Check each line below for the word "деятельности", and copy those that have it.
** START OF Supplied records **
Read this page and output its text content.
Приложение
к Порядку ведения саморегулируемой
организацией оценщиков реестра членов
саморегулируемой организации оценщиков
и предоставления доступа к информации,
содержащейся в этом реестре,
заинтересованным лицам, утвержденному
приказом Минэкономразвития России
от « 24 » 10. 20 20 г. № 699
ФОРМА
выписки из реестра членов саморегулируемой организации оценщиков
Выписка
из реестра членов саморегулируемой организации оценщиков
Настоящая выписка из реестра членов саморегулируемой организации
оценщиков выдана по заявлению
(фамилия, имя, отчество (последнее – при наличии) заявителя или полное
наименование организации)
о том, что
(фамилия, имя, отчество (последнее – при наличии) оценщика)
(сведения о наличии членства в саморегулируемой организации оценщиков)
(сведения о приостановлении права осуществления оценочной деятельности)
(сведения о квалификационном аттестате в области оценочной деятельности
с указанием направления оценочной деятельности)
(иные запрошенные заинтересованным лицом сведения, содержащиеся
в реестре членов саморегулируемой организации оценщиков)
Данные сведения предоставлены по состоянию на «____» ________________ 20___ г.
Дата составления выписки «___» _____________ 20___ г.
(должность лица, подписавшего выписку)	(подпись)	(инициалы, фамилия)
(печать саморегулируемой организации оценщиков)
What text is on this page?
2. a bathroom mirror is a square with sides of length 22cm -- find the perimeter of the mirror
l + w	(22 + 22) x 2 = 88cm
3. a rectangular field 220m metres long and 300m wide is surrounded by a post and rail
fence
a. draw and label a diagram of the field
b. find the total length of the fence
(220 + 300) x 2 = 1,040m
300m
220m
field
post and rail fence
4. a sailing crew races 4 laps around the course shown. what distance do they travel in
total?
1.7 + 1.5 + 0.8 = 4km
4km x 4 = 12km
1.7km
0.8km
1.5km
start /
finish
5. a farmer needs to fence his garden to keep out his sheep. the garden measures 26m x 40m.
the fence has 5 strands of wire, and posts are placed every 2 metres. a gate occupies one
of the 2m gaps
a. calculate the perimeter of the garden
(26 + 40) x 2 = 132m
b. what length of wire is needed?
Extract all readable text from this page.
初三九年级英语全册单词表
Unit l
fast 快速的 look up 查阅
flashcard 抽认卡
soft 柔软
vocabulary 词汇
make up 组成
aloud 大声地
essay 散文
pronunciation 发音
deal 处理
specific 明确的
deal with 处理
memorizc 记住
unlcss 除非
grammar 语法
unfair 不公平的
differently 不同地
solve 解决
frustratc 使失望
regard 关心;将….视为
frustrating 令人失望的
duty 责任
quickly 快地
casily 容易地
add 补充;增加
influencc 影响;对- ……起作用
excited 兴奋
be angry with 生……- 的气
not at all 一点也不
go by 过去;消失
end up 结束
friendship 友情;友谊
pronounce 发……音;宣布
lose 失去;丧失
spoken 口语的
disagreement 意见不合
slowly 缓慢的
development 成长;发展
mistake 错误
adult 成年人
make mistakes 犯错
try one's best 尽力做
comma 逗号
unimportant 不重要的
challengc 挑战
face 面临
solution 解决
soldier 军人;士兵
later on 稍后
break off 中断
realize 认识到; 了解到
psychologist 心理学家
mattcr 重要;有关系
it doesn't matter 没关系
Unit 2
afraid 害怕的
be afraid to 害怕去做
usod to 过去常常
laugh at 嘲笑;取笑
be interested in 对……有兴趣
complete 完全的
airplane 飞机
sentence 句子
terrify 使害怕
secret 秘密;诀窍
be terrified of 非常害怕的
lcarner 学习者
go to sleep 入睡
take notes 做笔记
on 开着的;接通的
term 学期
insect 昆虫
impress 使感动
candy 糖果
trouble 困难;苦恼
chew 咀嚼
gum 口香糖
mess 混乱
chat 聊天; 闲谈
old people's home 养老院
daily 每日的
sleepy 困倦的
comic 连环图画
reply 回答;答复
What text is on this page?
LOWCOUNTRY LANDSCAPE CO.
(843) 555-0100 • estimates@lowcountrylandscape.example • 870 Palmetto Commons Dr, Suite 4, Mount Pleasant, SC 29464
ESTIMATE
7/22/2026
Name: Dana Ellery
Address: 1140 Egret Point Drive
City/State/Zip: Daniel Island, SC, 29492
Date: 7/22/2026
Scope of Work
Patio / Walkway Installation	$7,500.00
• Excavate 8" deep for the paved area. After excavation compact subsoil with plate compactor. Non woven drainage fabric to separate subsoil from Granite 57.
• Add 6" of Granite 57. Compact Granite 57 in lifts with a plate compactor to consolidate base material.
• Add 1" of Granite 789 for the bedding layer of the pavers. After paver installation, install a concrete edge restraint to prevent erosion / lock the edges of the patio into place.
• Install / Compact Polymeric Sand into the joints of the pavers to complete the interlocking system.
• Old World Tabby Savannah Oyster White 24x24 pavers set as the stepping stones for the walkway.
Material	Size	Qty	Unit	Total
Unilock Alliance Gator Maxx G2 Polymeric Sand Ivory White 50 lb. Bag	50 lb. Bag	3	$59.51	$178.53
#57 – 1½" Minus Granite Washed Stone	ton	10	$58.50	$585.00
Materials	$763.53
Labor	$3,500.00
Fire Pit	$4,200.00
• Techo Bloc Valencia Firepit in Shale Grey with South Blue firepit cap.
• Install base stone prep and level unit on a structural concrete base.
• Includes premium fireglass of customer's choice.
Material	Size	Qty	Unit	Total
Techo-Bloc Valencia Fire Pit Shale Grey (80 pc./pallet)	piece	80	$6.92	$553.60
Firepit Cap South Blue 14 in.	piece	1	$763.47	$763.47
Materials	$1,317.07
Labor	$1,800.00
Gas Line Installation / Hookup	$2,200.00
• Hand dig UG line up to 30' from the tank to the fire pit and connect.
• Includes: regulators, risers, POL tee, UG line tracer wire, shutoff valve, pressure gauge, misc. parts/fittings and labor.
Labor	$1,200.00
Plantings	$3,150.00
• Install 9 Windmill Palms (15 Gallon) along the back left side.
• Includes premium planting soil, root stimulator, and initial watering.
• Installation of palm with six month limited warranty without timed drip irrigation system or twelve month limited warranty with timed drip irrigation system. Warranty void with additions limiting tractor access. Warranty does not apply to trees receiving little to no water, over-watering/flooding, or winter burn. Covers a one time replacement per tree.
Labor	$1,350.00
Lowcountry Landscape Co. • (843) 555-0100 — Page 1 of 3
** END OF Supplied records **
_Exercise solution_
(сведения о приостановлении права осуществления оценочной деятельности)
(сведения о квалификационном аттестате в области оценочной деятельности
с указанием направления оценочной деятельности)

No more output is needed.